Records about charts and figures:
______
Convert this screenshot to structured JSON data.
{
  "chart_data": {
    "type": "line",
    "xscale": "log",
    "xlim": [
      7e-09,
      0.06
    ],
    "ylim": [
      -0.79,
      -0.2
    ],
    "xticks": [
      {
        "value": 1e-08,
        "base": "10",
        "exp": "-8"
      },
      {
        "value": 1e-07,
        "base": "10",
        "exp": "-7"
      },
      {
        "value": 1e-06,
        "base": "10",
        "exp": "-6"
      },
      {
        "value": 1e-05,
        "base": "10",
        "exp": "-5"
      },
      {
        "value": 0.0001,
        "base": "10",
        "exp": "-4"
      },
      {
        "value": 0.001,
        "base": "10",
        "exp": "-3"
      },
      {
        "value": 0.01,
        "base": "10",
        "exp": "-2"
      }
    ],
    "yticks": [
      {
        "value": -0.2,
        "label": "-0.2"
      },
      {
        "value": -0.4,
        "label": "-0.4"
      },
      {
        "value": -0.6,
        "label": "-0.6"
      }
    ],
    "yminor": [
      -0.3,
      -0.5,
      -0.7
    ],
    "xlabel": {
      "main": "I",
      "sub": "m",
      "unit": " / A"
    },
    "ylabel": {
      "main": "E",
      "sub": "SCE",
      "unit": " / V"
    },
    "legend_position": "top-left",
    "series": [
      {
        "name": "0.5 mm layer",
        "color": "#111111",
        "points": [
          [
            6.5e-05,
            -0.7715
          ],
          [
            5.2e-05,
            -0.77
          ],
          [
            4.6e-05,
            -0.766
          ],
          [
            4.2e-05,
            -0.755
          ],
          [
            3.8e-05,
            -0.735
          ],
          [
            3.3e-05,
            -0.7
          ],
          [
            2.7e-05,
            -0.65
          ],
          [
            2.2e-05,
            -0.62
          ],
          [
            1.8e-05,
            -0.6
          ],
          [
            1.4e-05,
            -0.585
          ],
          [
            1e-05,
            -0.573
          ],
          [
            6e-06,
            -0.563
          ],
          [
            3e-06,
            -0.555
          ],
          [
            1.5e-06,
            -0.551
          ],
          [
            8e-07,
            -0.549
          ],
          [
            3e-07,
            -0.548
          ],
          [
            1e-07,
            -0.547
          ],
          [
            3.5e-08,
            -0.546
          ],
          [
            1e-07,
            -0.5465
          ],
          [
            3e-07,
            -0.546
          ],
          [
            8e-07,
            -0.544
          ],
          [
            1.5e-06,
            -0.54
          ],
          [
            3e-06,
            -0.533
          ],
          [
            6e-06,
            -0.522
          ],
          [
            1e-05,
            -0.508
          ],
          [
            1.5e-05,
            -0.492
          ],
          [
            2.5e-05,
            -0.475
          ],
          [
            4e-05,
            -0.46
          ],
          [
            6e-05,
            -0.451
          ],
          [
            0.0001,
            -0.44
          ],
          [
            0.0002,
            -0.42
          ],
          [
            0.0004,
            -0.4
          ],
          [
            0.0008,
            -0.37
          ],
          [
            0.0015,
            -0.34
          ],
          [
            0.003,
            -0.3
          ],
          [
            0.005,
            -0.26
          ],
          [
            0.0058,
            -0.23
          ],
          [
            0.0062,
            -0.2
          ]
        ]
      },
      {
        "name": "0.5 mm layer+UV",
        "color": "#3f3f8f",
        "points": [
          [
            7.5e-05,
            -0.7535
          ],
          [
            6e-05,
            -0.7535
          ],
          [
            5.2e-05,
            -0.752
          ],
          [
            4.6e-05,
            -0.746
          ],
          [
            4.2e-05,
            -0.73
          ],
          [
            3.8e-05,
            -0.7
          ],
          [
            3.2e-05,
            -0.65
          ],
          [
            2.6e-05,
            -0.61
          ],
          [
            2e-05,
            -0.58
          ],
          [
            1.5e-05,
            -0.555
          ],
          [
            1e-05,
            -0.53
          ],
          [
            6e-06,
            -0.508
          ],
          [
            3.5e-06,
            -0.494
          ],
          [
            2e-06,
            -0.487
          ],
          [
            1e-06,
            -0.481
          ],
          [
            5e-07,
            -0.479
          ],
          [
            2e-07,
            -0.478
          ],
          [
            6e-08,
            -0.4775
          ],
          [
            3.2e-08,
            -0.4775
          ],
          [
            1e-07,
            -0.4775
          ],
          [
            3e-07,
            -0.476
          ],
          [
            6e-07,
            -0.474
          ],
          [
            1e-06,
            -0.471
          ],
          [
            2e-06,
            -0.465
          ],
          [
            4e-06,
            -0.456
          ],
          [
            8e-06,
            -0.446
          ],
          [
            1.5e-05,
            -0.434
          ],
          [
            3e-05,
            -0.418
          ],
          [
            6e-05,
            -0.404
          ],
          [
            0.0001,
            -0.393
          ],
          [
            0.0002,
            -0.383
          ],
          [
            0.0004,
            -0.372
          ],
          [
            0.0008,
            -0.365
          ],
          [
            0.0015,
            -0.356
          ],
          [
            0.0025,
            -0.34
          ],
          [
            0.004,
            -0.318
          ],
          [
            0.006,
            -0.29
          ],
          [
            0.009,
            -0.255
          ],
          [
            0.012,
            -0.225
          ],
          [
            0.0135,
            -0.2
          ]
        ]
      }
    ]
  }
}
______
### [WHAT THE EXERCISE ASKS]
Extract the full listing and reproduce each line exactly.

### [ANSWER FOR THIS EXERCISE]
Convert this screenshot to structured JSON data.
{
  "chart_data": {
    "type": "line",
    "xscale": "log",
    "xlim": [
      7e-09,
      0.06
    ],
    "ylim": [
      -0.79,
      -0.2
    ],
    "xticks": [
      {
        "value": 1e-08,
        "base": "10",
        "exp": "-8"
      },
      {
        "value": 1e-07,
        "base": "10",
        "exp": "-7"
      },
      {
        "value": 1e-06,
        "base": "10",
        "exp": "-6"
      },
      {
        "value": 1e-05,
        "base": "10",
        "exp": "-5"
      },
      {
        "value": 0.0001,
        "base": "10",
        "exp": "-4"
      },
      {
        "value": 0.001,
        "base": "10",
        "exp": "-3"
      },
      {
        "value": 0.01,
        "base": "10",
        "exp": "-2"
      }
    ],
    "yticks": [
      {
        "value": -0.2,
        "label": "-0.2"
      },
      {
        "value": -0.4,
        "label": "-0.4"
      },
      {
        "value": -0.6,
        "label": "-0.6"
      }
    ],
    "yminor": [
      -0.3,
      -0.5,
      -0.7
    ],
    "xlabel": {
      "main": "I",
      "sub": "m",
      "unit": " / A"
    },
    "ylabel": {
      "main": "E",
      "sub": "SCE",
      "unit": " / V"
    },
    "legend_position": "top-left",
    "series": [
      {
        "name": "0.5 mm layer",
        "color": "#111111",
        "points": [
          [
            6.5e-05,
            -0.7715
          ],
          [
            5.2e-05,
            -0.77
          ],
          [
            4.6e-05,
            -0.766
          ],
          [
            4.2e-05,
            -0.755
          ],
          [
            3.8e-05,
            -0.735
          ],
          [
            3.3e-05,
            -0.7
          ],
          [
            2.7e-05,
            -0.65
          ],
          [
            2.2e-05,
            -0.62
          ],
          [
            1.8e-05,
            -0.6
          ],
          [
            1.4e-05,
            -0.585
          ],
          [
            1e-05,
            -0.573
          ],
          [
            6e-06,
            -0.563
          ],
          [
            3e-06,
            -0.555
          ],
          [
            1.5e-06,
            -0.551
          ],
          [
            8e-07,
            -0.549
          ],
          [
            3e-07,
            -0.548
          ],
          [
            1e-07,
            -0.547
          ],
          [
            3.5e-08,
            -0.546
          ],
          [
            1e-07,
            -0.5465
          ],
          [
            3e-07,
            -0.546
          ],
          [
            8e-07,
            -0.544
          ],
          [
            1.5e-06,
            -0.54
          ],
          [
            3e-06,
            -0.533
          ],
          [
            6e-06,
            -0.522
          ],
          [
            1e-05,
            -0.508
          ],
          [
            1.5e-05,
            -0.492
          ],
          [
            2.5e-05,
            -0.475
          ],
          [
            4e-05,
            -0.46
          ],
          [
            6e-05,
            -0.451
          ],
          [
            0.0001,
            -0.44
          ],
          [
            0.0002,
            -0.42
          ],
          [
            0.0004,
            -0.4
          ],
          [
            0.0008,
            -0.37
          ],
          [
            0.0015,
            -0.34
          ],
          [
            0.003,
            -0.3
          ],
          [
            0.005,
            -0.26
          ],
          [
            0.0058,
            -0.23
          ],
          [
            0.0062,
            -0.2
          ]
        ]
      },
      {
        "name": "0.5 mm layer+UV",
        "color": "#3f3f8f",
        "points": [
          [
            7.5e-05,
            -0.7535
          ],
          [
            6e-05,
            -0.7535
          ],
          [
            5.2e-05,
            -0.752
          ],
          [
            4.6e-05,
            -0.746
          ],
          [
            4.2e-05,
            -0.73
          ],
          [
            3.8e-05,
            -0.7
          ],
          [
            3.2e-05,
            -0.65
          ],
          [
            2.6e-05,
            -0.61
          ],
          [
            2e-05,
            -0.58
          ],
          [
            1.5e-05,
            -0.555
          ],
          [
            1e-05,
            -0.53
          ],
          [
            6e-06,
            -0.508
          ],
          [
            3.5e-06,
            -0.494
          ],
          [
            2e-06,
            -0.487
          ],
          [
            1e-06,
            -0.481
          ],
          [
            5e-07,
            -0.479
          ],
          [
            2e-07,
            -0.478
          ],
          [
            6e-08,
            -0.4775
          ],
          [
            3.2e-08,
            -0.4775
          ],
          [
            1e-07,
            -0.4775
          ],
          [
            3e-07,
            -0.476
          ],
          [
            6e-07,
            -0.474
          ],
          [
            1e-06,
            -0.471
          ],
          [
            2e-06,
            -0.465
          ],
          [
            4e-06,
            -0.456
          ],
          [
            8e-06,
            -0.446
          ],
          [
            1.5e-05,
            -0.434
          ],
          [
            3e-05,
            -0.418
          ],
          [
            6e-05,
            -0.404
          ],
          [
            0.0001,
            -0.393
          ],
          [
            0.0002,
            -0.383
          ],
          [
            0.0004,
            -0.372
          ],
          [
            0.0008,
            -0.365
          ],
          [
            0.0015,
            -0.356
          ],
          [
            0.0025,
            -0.34
          ],
          [
            0.004,
            -0.318
          ],
          [
            0.006,
            -0.29
          ],
          [
            0.009,
            -0.255
          ],
          [
            0.012,
            -0.225
          ],
          [
            0.0135,
            -0.2
          ]
        ]
      }
    ]
  }
}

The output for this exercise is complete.